• CHALLENGE: Scan the data below and pick out the lines containing the word "into".

(Entries from a visual dataset)
------------

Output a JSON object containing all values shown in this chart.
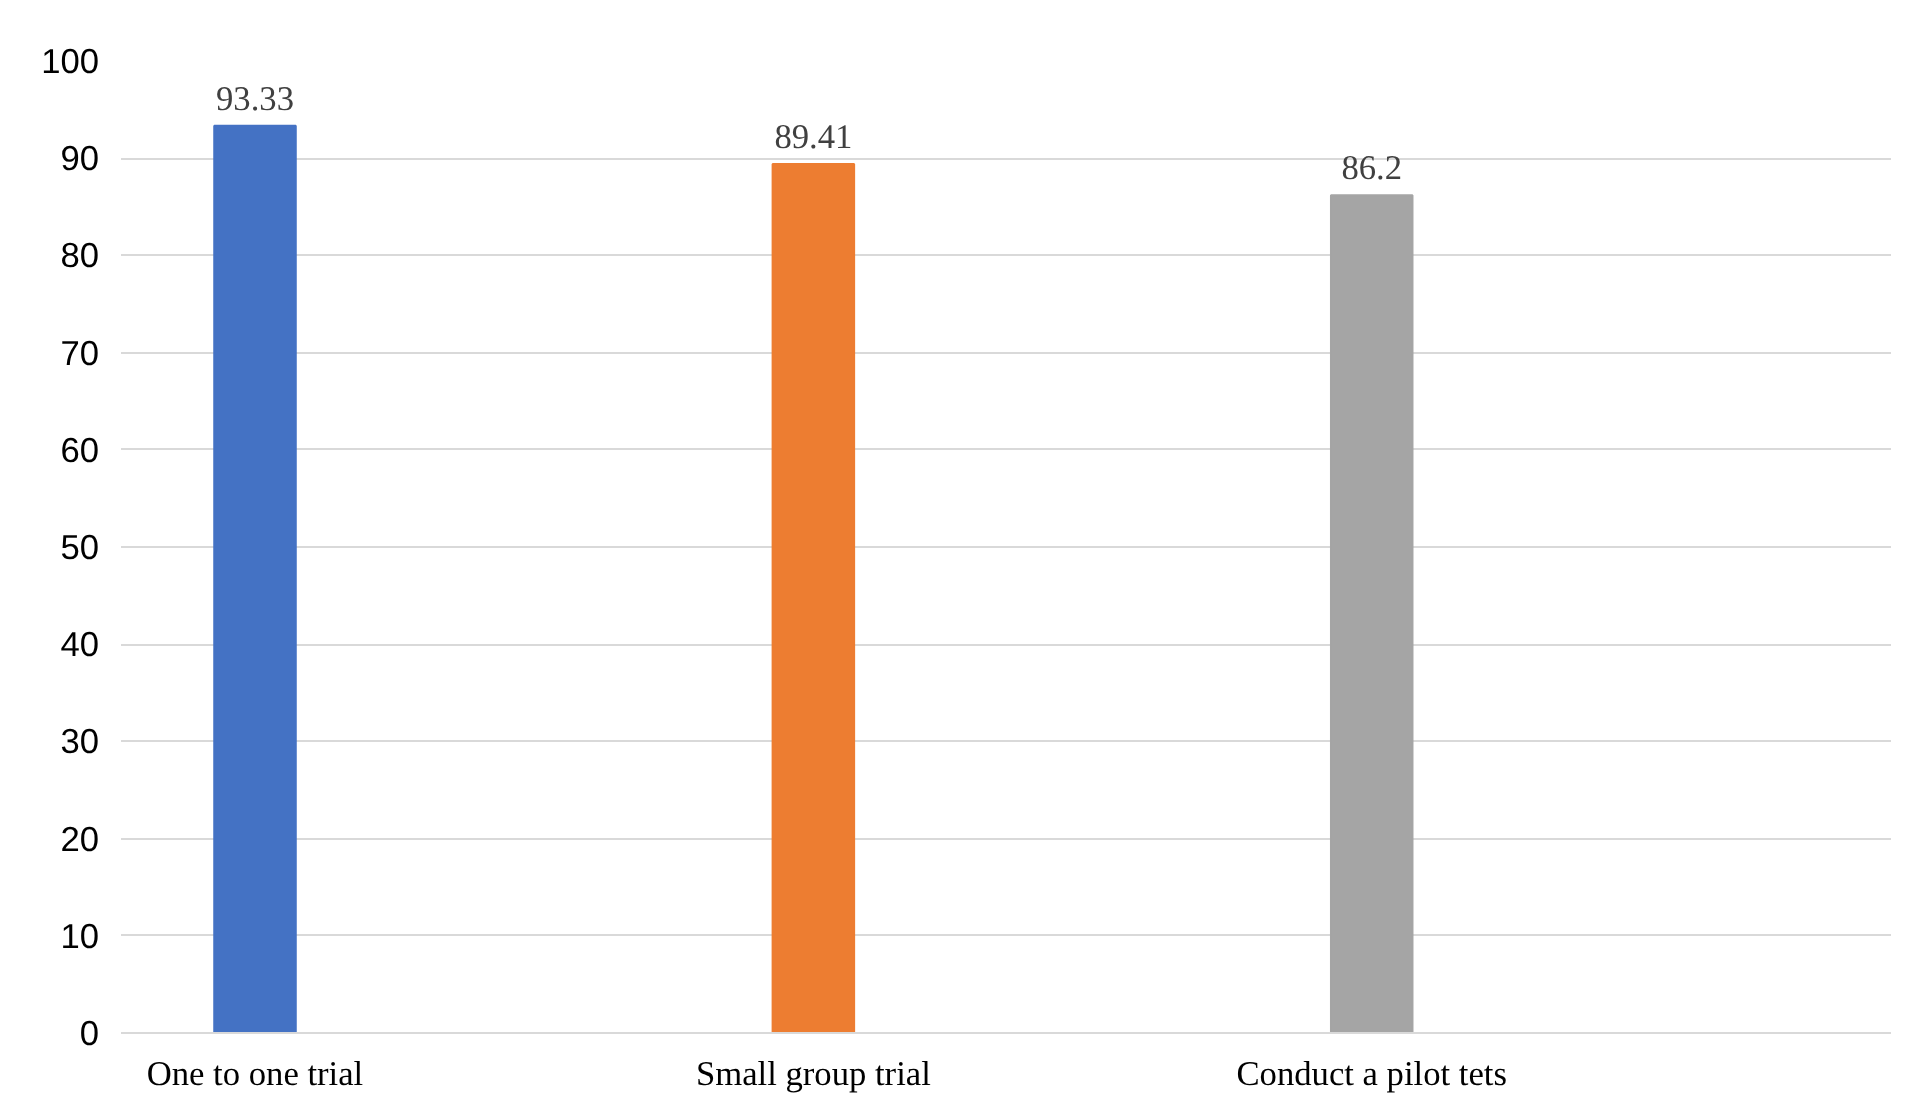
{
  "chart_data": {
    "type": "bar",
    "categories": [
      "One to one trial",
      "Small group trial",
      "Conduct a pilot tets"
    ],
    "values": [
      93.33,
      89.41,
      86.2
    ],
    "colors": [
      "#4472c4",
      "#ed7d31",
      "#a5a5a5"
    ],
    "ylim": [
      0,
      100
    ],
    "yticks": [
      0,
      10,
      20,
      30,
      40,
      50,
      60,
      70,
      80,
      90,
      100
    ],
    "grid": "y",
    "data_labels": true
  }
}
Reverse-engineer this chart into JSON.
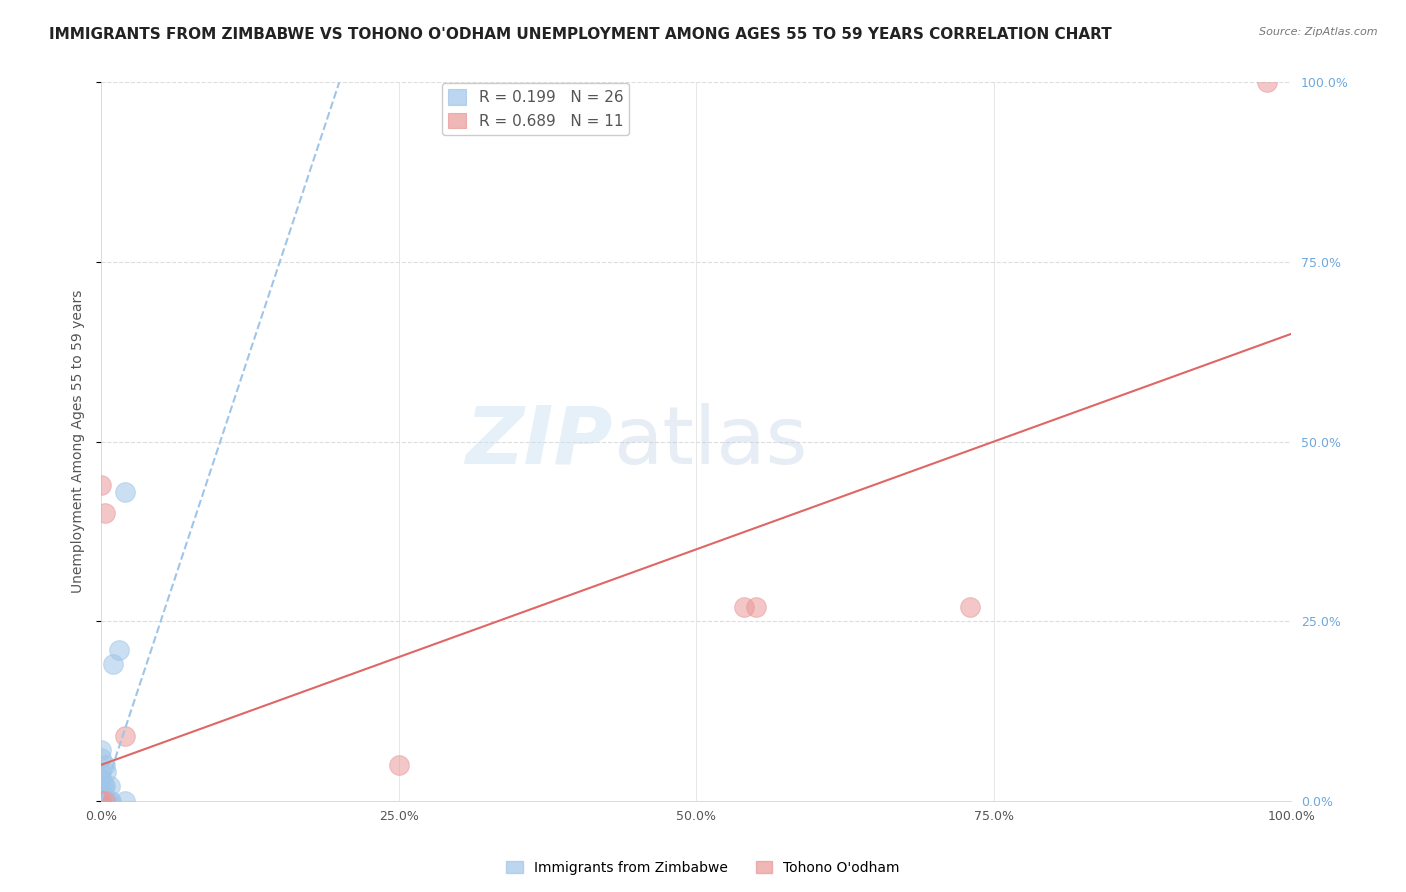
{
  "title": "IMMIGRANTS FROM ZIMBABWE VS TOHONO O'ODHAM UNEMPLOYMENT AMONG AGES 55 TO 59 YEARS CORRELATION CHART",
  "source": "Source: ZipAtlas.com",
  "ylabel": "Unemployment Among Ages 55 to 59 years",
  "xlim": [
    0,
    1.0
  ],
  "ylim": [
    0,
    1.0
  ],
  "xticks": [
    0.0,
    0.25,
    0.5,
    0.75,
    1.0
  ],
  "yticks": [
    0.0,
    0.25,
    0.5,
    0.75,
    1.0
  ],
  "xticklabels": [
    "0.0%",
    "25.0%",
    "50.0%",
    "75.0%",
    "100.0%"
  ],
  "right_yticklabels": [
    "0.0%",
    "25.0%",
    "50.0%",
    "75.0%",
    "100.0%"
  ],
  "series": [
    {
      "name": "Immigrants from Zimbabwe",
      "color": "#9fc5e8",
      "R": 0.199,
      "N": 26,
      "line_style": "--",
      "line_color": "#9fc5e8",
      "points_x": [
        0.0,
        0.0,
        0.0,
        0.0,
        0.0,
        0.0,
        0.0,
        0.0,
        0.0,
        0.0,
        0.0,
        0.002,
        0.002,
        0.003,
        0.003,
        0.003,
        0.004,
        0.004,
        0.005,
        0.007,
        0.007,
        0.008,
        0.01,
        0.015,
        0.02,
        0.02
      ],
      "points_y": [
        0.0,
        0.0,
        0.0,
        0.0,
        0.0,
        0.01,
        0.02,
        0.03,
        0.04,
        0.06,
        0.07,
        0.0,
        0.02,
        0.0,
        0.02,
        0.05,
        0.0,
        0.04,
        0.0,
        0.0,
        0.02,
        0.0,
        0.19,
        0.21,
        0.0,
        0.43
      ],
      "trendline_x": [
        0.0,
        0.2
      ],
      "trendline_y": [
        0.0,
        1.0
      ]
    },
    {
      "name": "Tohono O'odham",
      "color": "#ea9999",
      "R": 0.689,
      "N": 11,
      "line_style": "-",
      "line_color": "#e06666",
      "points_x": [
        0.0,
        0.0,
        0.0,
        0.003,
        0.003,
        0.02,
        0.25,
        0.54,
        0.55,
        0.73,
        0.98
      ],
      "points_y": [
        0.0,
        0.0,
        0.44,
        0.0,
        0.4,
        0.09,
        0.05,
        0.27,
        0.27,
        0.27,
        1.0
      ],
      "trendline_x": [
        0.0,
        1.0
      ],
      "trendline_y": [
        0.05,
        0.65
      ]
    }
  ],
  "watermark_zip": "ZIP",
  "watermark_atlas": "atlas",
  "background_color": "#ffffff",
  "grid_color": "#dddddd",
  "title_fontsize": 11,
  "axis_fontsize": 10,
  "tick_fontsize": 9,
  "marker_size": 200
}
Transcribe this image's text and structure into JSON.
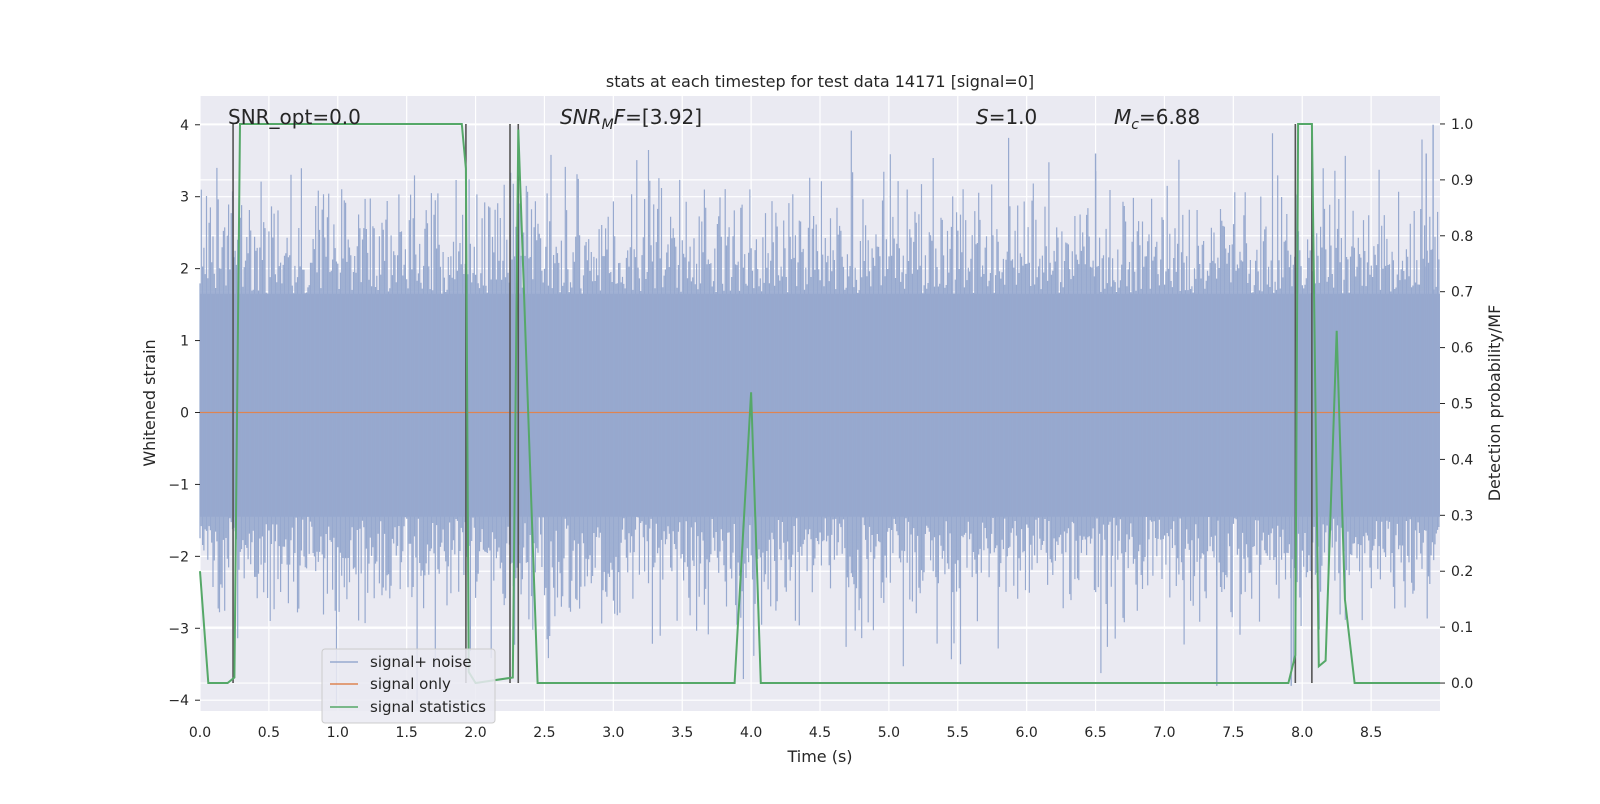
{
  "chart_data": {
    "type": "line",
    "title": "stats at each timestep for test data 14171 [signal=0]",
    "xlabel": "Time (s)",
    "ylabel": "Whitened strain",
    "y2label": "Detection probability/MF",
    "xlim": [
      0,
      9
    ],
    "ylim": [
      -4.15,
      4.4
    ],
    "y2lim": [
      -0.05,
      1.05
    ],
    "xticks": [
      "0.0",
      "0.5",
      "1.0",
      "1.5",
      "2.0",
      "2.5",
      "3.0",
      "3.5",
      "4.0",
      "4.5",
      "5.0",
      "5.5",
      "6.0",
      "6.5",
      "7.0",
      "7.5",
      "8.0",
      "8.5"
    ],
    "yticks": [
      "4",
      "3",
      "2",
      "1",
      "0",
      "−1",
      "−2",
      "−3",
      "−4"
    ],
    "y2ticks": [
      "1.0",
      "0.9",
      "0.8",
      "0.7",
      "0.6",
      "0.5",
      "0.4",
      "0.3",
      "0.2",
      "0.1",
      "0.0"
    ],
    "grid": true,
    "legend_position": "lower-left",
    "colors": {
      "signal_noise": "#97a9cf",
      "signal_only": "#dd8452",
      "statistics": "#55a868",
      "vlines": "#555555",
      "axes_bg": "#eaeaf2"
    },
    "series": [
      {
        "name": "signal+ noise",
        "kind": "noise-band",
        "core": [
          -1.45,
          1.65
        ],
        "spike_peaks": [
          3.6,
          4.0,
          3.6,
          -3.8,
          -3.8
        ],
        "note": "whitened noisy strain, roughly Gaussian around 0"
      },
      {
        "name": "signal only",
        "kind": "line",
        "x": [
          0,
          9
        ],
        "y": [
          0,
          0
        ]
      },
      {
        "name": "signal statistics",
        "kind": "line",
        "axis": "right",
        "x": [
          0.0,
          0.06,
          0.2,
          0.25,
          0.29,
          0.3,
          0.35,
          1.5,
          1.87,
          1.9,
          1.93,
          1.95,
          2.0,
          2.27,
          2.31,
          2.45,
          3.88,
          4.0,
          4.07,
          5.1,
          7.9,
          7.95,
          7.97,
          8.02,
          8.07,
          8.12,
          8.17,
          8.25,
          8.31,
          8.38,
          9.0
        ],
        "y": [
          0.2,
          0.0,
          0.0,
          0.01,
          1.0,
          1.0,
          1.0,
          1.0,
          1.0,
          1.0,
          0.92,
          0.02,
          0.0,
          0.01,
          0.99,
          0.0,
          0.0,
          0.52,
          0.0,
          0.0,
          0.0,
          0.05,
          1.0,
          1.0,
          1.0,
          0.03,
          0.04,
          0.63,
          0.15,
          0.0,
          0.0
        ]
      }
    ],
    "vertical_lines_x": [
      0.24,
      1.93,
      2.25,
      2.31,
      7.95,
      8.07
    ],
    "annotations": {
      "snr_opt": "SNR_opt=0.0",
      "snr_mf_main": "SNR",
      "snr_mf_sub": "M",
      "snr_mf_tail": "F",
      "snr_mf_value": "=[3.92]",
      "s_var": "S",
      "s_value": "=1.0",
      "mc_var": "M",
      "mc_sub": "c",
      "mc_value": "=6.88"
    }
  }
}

------------

• ANSWER IN FULL:
Reverse-engineer this chart into JSON.
Transcribe this image's text and structure into JSON.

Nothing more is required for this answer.